● What the task requires:
Would you pull out every line of the material that contains the string "only"?

[The records start]

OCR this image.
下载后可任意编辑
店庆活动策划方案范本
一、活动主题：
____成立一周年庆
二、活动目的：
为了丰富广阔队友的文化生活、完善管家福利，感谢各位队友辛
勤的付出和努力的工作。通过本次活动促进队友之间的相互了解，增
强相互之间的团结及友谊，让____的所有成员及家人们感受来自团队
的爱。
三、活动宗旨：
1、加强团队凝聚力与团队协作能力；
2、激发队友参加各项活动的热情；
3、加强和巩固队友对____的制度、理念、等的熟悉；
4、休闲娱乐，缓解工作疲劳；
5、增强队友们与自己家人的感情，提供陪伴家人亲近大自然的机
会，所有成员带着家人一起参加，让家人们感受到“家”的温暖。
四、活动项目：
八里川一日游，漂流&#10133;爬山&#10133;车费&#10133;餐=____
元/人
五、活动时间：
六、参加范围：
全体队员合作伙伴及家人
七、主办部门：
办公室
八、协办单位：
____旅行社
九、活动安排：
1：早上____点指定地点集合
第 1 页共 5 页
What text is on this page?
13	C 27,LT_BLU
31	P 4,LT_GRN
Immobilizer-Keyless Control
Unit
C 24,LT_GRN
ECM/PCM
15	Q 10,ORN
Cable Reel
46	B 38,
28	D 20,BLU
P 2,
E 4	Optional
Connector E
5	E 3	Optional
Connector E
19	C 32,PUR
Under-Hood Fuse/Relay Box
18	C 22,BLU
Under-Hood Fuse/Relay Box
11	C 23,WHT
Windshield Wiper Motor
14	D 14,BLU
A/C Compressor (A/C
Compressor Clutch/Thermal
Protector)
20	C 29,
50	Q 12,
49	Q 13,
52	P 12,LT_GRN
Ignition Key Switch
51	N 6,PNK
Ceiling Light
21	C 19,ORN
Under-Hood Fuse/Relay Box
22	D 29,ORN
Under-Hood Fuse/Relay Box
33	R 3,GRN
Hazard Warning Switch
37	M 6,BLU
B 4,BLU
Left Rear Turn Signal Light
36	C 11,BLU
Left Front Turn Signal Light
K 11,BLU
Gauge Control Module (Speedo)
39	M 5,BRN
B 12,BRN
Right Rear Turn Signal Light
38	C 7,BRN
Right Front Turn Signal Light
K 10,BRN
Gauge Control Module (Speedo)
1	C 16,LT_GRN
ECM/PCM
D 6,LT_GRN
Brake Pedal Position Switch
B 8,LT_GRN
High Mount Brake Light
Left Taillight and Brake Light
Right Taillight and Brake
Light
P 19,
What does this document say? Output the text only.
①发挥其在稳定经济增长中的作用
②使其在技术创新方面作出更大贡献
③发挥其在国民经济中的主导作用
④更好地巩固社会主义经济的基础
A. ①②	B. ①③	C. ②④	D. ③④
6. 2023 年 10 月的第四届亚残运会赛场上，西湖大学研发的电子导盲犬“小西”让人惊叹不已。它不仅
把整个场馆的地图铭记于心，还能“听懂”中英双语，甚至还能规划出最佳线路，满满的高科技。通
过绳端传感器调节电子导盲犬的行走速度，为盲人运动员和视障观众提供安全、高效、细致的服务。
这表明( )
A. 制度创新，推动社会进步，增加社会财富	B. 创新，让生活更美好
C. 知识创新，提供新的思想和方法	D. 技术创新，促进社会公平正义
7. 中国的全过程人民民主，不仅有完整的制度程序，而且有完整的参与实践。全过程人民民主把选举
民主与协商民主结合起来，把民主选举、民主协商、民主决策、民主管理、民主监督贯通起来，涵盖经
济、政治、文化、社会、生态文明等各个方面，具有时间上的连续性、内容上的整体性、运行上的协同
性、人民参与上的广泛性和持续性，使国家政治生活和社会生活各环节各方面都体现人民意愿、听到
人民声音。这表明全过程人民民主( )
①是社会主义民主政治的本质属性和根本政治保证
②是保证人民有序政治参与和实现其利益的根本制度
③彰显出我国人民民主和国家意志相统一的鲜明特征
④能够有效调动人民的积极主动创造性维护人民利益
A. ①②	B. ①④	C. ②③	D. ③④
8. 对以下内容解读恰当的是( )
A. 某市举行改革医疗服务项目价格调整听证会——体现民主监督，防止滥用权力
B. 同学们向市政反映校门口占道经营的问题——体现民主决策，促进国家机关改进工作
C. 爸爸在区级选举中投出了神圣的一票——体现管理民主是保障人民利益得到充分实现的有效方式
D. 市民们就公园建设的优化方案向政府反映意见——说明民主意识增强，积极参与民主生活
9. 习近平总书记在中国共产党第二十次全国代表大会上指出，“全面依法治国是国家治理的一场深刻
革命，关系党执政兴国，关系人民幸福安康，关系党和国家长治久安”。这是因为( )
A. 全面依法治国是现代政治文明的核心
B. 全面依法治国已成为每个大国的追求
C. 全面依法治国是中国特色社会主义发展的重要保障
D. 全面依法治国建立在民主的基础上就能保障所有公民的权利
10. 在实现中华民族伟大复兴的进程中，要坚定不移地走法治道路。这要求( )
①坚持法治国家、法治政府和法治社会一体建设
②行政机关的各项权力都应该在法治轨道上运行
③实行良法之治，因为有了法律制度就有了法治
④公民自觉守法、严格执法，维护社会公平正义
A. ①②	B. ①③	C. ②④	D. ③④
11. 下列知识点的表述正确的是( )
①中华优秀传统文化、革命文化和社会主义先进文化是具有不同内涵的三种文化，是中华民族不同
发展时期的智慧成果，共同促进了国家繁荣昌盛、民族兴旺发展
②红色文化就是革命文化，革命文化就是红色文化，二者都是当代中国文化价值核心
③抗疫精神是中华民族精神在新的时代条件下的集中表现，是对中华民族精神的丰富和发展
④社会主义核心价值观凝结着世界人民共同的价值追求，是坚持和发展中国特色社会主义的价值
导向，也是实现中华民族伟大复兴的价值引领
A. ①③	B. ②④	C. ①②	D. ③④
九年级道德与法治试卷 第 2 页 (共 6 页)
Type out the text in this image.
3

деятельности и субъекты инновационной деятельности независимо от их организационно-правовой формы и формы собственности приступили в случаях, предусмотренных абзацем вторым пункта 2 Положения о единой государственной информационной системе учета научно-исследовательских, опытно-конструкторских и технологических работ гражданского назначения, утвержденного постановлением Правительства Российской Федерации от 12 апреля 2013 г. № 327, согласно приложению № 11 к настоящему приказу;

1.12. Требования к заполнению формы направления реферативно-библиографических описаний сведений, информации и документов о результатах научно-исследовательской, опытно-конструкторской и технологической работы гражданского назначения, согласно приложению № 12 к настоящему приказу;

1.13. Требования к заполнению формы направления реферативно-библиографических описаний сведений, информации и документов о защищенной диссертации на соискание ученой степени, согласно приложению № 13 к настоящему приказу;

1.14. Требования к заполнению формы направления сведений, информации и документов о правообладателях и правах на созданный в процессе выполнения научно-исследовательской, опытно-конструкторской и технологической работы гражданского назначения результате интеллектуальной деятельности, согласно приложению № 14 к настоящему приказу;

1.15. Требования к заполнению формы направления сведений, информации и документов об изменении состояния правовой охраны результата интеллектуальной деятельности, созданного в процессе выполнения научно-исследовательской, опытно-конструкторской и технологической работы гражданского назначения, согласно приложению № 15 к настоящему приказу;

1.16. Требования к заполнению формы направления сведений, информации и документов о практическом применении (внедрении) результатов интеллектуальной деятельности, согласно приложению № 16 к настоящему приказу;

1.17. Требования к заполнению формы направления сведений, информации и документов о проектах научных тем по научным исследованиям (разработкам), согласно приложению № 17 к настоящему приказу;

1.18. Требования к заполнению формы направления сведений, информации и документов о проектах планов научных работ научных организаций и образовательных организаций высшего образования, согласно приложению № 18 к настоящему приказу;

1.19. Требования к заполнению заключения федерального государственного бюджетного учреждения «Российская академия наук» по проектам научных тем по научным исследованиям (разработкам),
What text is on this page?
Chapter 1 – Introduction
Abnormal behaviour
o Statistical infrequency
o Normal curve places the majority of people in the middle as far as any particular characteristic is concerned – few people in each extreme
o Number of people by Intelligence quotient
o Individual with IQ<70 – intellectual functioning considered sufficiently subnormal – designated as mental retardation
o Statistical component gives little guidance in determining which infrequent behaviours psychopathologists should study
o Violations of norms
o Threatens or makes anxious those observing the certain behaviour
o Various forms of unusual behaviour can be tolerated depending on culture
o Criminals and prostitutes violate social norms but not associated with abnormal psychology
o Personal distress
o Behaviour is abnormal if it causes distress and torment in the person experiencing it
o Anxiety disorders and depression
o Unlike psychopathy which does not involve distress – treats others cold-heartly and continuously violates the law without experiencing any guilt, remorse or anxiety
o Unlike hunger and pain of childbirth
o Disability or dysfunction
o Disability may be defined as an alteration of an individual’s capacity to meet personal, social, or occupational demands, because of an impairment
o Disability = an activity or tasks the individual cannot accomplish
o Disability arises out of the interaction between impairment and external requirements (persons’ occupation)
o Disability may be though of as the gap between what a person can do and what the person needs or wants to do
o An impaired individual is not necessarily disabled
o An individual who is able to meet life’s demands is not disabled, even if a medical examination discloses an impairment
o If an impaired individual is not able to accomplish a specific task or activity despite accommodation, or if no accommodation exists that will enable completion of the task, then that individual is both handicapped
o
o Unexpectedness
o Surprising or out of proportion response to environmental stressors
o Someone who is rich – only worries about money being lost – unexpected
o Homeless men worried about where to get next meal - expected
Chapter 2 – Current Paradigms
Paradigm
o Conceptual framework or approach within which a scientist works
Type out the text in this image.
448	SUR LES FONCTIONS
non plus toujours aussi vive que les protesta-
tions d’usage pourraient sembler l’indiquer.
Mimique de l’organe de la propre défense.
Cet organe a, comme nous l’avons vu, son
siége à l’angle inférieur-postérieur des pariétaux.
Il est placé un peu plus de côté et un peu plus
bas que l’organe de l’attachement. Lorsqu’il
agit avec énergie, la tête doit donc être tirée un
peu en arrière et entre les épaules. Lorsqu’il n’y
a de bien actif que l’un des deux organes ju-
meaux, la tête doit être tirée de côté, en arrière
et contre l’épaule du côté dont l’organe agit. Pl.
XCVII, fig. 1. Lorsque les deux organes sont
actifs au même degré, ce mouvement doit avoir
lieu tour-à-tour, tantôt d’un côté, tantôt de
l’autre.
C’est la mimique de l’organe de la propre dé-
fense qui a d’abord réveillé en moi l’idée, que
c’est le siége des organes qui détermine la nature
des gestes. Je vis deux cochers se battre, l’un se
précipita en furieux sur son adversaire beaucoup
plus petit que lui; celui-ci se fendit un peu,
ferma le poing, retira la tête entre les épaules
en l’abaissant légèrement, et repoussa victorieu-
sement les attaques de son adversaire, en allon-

[The records end]

● Problem solution:
What does this document say? Output the text only.
o Someone who is rich – only worries about money being lost – unexpected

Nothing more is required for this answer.